Exercise prompt: Please gather every line in the data below that contains the string "List" and copy each one out. Case counts.

Supplied information:
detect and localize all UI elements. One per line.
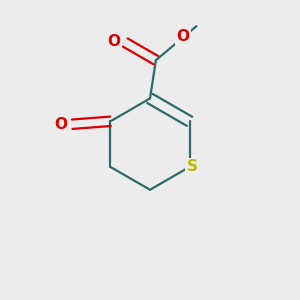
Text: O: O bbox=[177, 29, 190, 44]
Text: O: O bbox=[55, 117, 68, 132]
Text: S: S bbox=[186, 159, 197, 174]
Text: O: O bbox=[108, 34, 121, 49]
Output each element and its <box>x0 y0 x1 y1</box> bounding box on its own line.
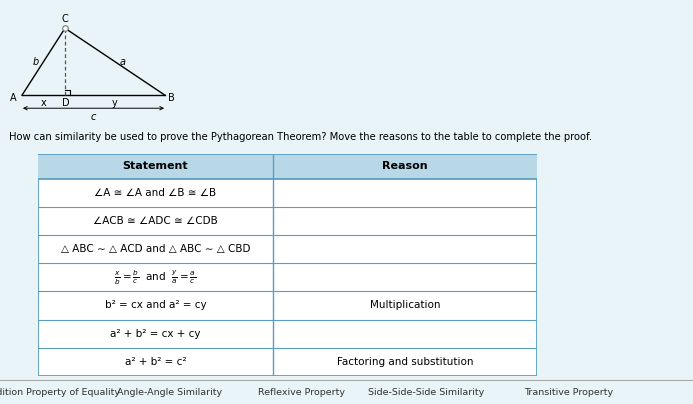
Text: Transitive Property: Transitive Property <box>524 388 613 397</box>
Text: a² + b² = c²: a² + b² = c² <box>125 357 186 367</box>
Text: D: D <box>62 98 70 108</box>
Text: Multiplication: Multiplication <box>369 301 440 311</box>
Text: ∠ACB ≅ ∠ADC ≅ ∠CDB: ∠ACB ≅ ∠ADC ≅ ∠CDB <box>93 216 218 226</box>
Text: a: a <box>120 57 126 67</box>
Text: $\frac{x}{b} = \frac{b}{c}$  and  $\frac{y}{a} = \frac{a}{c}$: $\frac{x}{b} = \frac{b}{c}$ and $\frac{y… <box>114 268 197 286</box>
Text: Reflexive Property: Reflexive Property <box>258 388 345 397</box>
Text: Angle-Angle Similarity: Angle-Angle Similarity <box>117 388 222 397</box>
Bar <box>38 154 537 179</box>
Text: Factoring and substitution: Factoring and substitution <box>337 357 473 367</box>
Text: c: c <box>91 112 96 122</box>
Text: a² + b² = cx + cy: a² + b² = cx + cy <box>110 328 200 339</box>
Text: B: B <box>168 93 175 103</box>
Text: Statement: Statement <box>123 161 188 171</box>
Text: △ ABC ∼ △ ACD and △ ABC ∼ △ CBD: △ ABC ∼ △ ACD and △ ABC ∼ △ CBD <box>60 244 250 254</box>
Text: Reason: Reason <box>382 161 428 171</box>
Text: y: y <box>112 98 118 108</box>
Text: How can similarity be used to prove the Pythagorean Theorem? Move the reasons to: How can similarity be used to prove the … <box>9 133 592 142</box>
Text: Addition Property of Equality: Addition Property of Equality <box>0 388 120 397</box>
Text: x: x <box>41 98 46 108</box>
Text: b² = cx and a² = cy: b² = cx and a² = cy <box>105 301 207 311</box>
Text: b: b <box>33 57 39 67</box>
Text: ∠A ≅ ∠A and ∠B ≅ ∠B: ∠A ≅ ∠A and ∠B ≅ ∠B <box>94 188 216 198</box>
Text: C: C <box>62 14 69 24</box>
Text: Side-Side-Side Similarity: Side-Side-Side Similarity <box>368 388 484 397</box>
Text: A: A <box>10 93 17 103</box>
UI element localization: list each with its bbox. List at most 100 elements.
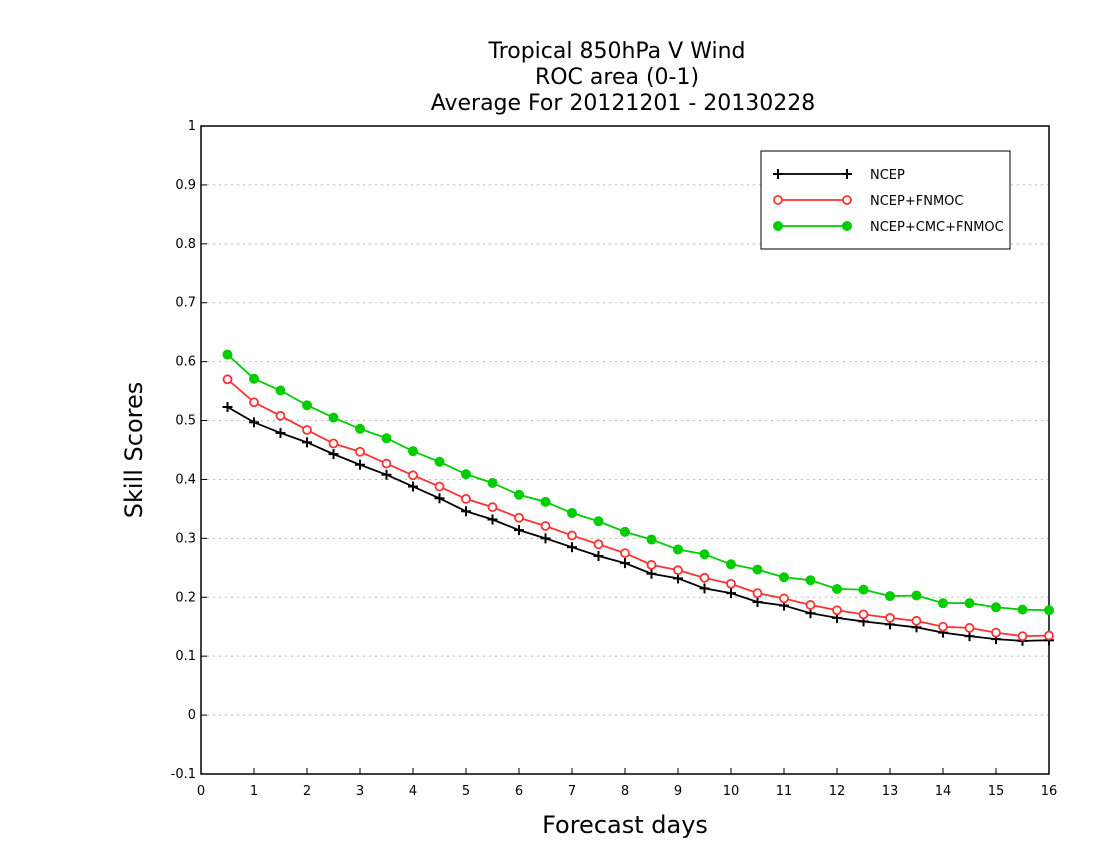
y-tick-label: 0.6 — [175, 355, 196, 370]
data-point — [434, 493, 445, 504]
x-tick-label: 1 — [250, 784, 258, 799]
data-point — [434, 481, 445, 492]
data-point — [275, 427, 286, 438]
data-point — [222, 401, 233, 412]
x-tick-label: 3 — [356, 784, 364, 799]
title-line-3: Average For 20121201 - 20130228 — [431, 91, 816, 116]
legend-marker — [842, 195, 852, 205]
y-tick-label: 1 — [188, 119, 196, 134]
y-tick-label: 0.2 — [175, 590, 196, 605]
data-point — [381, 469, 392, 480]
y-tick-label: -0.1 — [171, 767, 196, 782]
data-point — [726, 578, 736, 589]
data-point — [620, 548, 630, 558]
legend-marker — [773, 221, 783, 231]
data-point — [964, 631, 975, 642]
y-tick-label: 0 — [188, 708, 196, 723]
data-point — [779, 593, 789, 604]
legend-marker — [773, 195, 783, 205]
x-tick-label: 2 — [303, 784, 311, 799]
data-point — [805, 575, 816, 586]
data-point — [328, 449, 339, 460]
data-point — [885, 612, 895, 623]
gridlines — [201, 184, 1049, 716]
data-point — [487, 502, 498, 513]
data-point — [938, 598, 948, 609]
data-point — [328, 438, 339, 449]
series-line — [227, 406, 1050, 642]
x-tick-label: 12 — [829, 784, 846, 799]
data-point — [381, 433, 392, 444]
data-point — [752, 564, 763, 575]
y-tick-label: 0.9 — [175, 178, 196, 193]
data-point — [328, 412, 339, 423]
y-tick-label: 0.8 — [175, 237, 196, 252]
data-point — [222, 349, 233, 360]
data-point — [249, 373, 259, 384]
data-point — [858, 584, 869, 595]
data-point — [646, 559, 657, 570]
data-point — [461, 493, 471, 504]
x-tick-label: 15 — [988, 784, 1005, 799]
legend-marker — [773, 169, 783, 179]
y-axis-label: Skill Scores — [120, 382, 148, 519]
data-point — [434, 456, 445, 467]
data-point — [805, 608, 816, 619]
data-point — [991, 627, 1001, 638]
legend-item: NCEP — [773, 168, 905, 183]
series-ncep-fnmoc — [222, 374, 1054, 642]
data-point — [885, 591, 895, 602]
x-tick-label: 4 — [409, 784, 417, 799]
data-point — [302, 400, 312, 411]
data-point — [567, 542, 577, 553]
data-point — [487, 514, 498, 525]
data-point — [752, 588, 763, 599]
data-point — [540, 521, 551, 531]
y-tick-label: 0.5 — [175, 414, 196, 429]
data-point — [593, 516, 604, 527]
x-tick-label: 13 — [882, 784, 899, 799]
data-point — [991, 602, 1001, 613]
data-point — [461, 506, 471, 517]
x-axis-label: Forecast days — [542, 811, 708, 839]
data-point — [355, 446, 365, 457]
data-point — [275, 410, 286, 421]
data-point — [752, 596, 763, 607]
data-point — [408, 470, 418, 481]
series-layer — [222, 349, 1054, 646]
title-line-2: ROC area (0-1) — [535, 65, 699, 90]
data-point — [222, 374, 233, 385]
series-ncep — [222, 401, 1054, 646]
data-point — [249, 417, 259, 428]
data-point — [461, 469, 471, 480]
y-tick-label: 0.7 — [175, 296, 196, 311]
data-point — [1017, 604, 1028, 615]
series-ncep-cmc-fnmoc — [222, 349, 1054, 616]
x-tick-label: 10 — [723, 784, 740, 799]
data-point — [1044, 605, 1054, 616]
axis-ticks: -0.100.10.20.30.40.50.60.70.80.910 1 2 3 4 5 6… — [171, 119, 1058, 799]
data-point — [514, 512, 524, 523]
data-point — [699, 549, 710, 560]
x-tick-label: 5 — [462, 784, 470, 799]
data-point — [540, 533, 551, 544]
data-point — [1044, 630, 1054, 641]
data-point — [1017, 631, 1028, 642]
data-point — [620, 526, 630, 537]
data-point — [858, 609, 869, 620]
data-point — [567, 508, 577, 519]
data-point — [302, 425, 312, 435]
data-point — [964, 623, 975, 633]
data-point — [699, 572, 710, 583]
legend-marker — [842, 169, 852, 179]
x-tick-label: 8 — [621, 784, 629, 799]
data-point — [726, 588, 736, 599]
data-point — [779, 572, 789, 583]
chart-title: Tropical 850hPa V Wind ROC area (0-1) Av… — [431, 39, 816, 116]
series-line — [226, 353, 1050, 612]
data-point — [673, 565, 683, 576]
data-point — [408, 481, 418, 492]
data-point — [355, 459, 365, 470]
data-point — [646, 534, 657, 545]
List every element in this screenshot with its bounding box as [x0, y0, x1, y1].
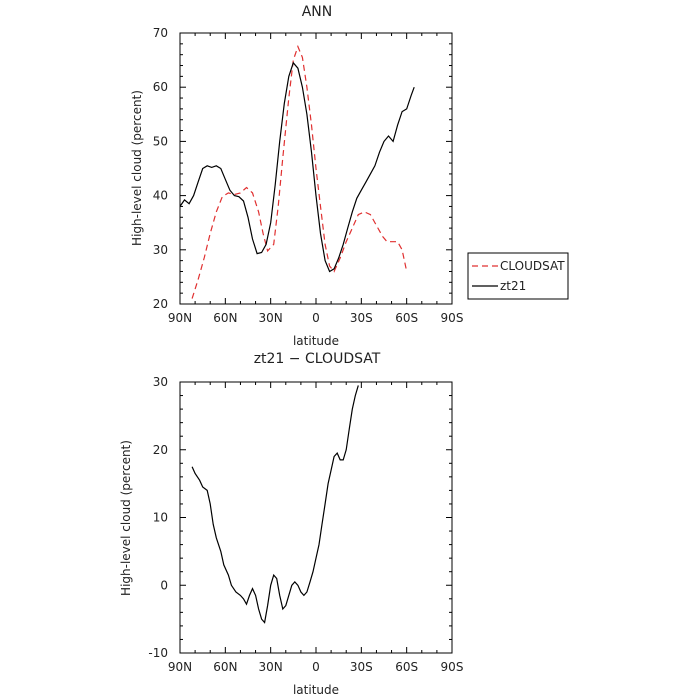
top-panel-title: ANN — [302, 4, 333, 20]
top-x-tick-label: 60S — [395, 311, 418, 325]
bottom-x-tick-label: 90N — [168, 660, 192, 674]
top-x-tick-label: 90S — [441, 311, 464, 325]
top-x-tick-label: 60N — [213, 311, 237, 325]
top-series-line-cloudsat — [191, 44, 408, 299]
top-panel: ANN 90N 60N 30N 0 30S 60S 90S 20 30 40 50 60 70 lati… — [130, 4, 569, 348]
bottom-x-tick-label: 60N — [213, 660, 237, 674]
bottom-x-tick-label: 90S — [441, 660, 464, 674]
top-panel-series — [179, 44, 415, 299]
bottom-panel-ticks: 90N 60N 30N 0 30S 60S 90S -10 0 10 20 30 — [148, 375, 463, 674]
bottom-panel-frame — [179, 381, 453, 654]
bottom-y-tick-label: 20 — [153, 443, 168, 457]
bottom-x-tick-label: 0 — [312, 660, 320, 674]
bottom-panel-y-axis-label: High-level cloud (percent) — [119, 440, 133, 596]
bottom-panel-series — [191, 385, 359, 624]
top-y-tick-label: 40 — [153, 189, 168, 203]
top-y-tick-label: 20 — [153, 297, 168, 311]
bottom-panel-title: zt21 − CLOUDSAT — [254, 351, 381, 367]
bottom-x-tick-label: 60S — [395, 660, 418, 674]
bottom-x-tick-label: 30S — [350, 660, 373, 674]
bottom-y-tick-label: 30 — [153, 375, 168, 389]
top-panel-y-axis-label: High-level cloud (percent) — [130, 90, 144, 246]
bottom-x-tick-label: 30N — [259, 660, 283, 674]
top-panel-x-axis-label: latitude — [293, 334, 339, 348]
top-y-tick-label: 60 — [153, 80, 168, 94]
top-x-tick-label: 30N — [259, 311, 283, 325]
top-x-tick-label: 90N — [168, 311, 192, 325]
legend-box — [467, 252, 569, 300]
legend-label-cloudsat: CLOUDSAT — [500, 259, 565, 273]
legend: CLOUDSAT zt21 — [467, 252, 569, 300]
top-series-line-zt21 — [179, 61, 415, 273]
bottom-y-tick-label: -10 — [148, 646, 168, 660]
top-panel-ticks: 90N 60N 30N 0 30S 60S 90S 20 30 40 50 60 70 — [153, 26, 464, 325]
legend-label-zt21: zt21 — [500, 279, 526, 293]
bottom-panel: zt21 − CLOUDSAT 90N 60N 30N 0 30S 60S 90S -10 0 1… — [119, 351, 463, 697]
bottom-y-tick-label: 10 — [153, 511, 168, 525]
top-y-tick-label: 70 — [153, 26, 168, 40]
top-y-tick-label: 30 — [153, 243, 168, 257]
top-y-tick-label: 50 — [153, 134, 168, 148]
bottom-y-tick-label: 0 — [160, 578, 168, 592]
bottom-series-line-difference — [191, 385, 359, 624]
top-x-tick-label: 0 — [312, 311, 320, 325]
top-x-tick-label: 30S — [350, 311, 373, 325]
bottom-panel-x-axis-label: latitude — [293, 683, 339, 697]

Exercise result:
UI element localization: list each with its bbox. List at most 100 elements.
List every element in this screenshot with its bounding box as [x0, y0, x1, y1].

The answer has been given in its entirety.